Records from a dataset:
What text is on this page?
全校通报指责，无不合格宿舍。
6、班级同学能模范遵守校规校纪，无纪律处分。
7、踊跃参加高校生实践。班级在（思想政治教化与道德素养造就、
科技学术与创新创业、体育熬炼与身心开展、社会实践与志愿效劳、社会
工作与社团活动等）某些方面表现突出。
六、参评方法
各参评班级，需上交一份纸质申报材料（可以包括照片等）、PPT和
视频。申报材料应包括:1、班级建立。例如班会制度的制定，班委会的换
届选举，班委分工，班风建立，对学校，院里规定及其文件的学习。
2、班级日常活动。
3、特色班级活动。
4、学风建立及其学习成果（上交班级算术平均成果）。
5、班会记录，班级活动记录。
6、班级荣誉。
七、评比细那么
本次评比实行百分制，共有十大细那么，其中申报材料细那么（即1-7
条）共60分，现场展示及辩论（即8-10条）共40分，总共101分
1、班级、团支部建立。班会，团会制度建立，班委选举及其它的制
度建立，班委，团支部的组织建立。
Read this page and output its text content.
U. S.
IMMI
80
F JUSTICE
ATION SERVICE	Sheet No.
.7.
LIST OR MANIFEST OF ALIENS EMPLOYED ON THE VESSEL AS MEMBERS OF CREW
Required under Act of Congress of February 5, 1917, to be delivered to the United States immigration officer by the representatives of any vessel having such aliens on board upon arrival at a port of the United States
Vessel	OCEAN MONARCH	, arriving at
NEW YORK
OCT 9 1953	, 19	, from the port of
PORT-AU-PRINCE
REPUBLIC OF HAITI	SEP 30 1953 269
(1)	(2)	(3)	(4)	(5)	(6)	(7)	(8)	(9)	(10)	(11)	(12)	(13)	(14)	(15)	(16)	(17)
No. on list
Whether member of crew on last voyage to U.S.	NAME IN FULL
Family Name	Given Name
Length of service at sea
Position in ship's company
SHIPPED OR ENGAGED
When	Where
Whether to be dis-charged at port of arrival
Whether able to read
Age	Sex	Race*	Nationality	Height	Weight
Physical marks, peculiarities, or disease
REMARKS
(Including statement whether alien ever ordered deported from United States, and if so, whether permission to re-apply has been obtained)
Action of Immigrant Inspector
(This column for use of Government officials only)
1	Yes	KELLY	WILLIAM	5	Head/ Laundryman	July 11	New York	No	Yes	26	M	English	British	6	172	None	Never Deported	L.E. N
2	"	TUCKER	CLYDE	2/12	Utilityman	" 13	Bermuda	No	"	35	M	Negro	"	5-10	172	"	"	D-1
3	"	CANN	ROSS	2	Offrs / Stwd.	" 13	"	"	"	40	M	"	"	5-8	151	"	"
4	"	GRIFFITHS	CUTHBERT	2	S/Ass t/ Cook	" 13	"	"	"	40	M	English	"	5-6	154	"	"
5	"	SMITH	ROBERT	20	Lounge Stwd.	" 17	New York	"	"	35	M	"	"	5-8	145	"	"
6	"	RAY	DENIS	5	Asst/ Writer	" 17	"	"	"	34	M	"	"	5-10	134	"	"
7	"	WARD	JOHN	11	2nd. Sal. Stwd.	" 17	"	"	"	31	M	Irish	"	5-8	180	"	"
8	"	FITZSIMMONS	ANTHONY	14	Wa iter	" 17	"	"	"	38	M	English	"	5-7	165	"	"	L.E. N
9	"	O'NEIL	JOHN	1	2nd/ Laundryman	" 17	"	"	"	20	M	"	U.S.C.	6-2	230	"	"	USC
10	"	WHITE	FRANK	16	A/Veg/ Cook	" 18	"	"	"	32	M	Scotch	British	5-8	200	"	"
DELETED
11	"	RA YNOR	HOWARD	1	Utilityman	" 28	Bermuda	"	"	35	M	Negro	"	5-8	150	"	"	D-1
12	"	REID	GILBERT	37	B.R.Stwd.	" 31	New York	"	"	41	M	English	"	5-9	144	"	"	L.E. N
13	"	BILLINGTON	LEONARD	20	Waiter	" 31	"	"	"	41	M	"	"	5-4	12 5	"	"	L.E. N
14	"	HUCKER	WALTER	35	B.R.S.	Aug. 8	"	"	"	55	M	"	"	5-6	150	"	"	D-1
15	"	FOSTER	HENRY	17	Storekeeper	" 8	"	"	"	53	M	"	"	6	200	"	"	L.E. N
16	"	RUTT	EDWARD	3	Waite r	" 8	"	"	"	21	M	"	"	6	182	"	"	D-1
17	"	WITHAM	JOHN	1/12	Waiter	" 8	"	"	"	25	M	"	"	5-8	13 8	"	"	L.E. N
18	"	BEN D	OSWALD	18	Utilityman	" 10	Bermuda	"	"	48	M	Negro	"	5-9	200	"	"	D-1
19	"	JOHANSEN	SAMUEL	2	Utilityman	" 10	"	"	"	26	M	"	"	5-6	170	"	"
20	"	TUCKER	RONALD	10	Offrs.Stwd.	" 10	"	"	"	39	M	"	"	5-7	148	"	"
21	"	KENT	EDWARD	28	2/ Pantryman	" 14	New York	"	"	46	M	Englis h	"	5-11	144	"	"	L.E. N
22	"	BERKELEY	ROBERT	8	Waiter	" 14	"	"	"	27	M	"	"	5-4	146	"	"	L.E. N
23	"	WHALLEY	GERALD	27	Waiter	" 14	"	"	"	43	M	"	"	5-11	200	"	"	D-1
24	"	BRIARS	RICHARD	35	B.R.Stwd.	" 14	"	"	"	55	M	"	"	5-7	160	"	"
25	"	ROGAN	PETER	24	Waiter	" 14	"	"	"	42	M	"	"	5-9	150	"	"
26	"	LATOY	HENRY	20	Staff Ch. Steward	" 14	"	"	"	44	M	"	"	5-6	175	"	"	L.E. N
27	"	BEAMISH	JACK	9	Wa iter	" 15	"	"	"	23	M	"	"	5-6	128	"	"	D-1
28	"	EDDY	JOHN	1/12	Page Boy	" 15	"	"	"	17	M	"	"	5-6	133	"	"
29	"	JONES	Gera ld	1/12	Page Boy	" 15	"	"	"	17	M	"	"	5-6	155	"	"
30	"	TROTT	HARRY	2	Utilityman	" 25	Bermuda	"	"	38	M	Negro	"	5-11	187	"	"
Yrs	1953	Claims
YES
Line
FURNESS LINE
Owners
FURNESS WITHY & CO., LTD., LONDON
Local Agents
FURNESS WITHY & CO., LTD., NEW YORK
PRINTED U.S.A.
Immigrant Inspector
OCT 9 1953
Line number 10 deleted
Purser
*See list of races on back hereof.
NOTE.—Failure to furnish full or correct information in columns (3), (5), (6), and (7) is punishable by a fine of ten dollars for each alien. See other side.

INSTRUCTIONS TO FOLLOW
Write out the listing once more, matching it exactly.

EXERCISE ANSWER
What text is on this page?
全校通报指责，无不合格宿舍。
6、班级同学能模范遵守校规校纪，无纪律处分。
7、踊跃参加高校生实践。班级在（思想政治教化与道德素养造就、
科技学术与创新创业、体育熬炼与身心开展、社会实践与志愿效劳、社会
工作与社团活动等）某些方面表现突出。
六、参评方法
各参评班级，需上交一份纸质申报材料（可以包括照片等）、PPT和
视频。申报材料应包括:1、班级建立。例如班会制度的制定，班委会的换
届选举，班委分工，班风建立，对学校，院里规定及其文件的学习。
2、班级日常活动。
3、特色班级活动。
4、学风建立及其学习成果（上交班级算术平均成果）。
5、班会记录，班级活动记录。
6、班级荣誉。
七、评比细那么
本次评比实行百分制，共有十大细那么，其中申报材料细那么（即1-7
条）共60分，现场展示及辩论（即8-10条）共40分，总共101分
1、班级、团支部建立。班会，团会制度建立，班委选举及其它的制
度建立，班委，团支部的组织建立。
Read this page and output its text content.
U. S.
IMMI
80
F JUSTICE
ATION SERVICE	Sheet No.
.7.
LIST OR MANIFEST OF ALIENS EMPLOYED ON THE VESSEL AS MEMBERS OF CREW
Required under Act of Congress of February 5, 1917, to be delivered to the United States immigration officer by the representatives of any vessel having such aliens on board upon arrival at a port of the United States
Vessel	OCEAN MONARCH	, arriving at
NEW YORK
OCT 9 1953	, 19	, from the port of
PORT-AU-PRINCE
REPUBLIC OF HAITI	SEP 30 1953 269
(1)	(2)	(3)	(4)	(5)	(6)	(7)	(8)	(9)	(10)	(11)	(12)	(13)	(14)	(15)	(16)	(17)
No. on list
Whether member of crew on last voyage to U.S.	NAME IN FULL
Family Name	Given Name
Length of service at sea
Position in ship's company
SHIPPED OR ENGAGED
When	Where
Whether to be dis-charged at port of arrival
Whether able to read
Age	Sex	Race*	Nationality	Height	Weight
Physical marks, peculiarities, or disease
REMARKS
(Including statement whether alien ever ordered deported from United States, and if so, whether permission to re-apply has been obtained)
Action of Immigrant Inspector
(This column for use of Government officials only)
1	Yes	KELLY	WILLIAM	5	Head/ Laundryman	July 11	New York	No	Yes	26	M	English	British	6	172	None	Never Deported	L.E. N
2	"	TUCKER	CLYDE	2/12	Utilityman	" 13	Bermuda	No	"	35	M	Negro	"	5-10	172	"	"	D-1
3	"	CANN	ROSS	2	Offrs / Stwd.	" 13	"	"	"	40	M	"	"	5-8	151	"	"
4	"	GRIFFITHS	CUTHBERT	2	S/Ass t/ Cook	" 13	"	"	"	40	M	English	"	5-6	154	"	"
5	"	SMITH	ROBERT	20	Lounge Stwd.	" 17	New York	"	"	35	M	"	"	5-8	145	"	"
6	"	RAY	DENIS	5	Asst/ Writer	" 17	"	"	"	34	M	"	"	5-10	134	"	"
7	"	WARD	JOHN	11	2nd. Sal. Stwd.	" 17	"	"	"	31	M	Irish	"	5-8	180	"	"
8	"	FITZSIMMONS	ANTHONY	14	Wa iter	" 17	"	"	"	38	M	English	"	5-7	165	"	"	L.E. N
9	"	O'NEIL	JOHN	1	2nd/ Laundryman	" 17	"	"	"	20	M	"	U.S.C.	6-2	230	"	"	USC
10	"	WHITE	FRANK	16	A/Veg/ Cook	" 18	"	"	"	32	M	Scotch	British	5-8	200	"	"
DELETED
11	"	RA YNOR	HOWARD	1	Utilityman	" 28	Bermuda	"	"	35	M	Negro	"	5-8	150	"	"	D-1
12	"	REID	GILBERT	37	B.R.Stwd.	" 31	New York	"	"	41	M	English	"	5-9	144	"	"	L.E. N
13	"	BILLINGTON	LEONARD	20	Waiter	" 31	"	"	"	41	M	"	"	5-4	12 5	"	"	L.E. N
14	"	HUCKER	WALTER	35	B.R.S.	Aug. 8	"	"	"	55	M	"	"	5-6	150	"	"	D-1
15	"	FOSTER	HENRY	17	Storekeeper	" 8	"	"	"	53	M	"	"	6	200	"	"	L.E. N
16	"	RUTT	EDWARD	3	Waite r	" 8	"	"	"	21	M	"	"	6	182	"	"	D-1
17	"	WITHAM	JOHN	1/12	Waiter	" 8	"	"	"	25	M	"	"	5-8	13 8	"	"	L.E. N
18	"	BEN D	OSWALD	18	Utilityman	" 10	Bermuda	"	"	48	M	Negro	"	5-9	200	"	"	D-1
19	"	JOHANSEN	SAMUEL	2	Utilityman	" 10	"	"	"	26	M	"	"	5-6	170	"	"
20	"	TUCKER	RONALD	10	Offrs.Stwd.	" 10	"	"	"	39	M	"	"	5-7	148	"	"
21	"	KENT	EDWARD	28	2/ Pantryman	" 14	New York	"	"	46	M	Englis h	"	5-11	144	"	"	L.E. N
22	"	BERKELEY	ROBERT	8	Waiter	" 14	"	"	"	27	M	"	"	5-4	146	"	"	L.E. N
23	"	WHALLEY	GERALD	27	Waiter	" 14	"	"	"	43	M	"	"	5-11	200	"	"	D-1
24	"	BRIARS	RICHARD	35	B.R.Stwd.	" 14	"	"	"	55	M	"	"	5-7	160	"	"
25	"	ROGAN	PETER	24	Waiter	" 14	"	"	"	42	M	"	"	5-9	150	"	"
26	"	LATOY	HENRY	20	Staff Ch. Steward	" 14	"	"	"	44	M	"	"	5-6	175	"	"	L.E. N
27	"	BEAMISH	JACK	9	Wa iter	" 15	"	"	"	23	M	"	"	5-6	128	"	"	D-1
28	"	EDDY	JOHN	1/12	Page Boy	" 15	"	"	"	17	M	"	"	5-6	133	"	"
29	"	JONES	Gera ld	1/12	Page Boy	" 15	"	"	"	17	M	"	"	5-6	155	"	"
30	"	TROTT	HARRY	2	Utilityman	" 25	Bermuda	"	"	38	M	Negro	"	5-11	187	"	"
Yrs	1953	Claims
YES
Line
FURNESS LINE
Owners
FURNESS WITHY & CO., LTD., LONDON
Local Agents
FURNESS WITHY & CO., LTD., NEW YORK
PRINTED U.S.A.
Immigrant Inspector
OCT 9 1953
Line number 10 deleted
Purser
*See list of races on back hereof.
NOTE.—Failure to furnish full or correct information in columns (3), (5), (6), and (7) is punishable by a fine of ten dollars for each alien. See other side.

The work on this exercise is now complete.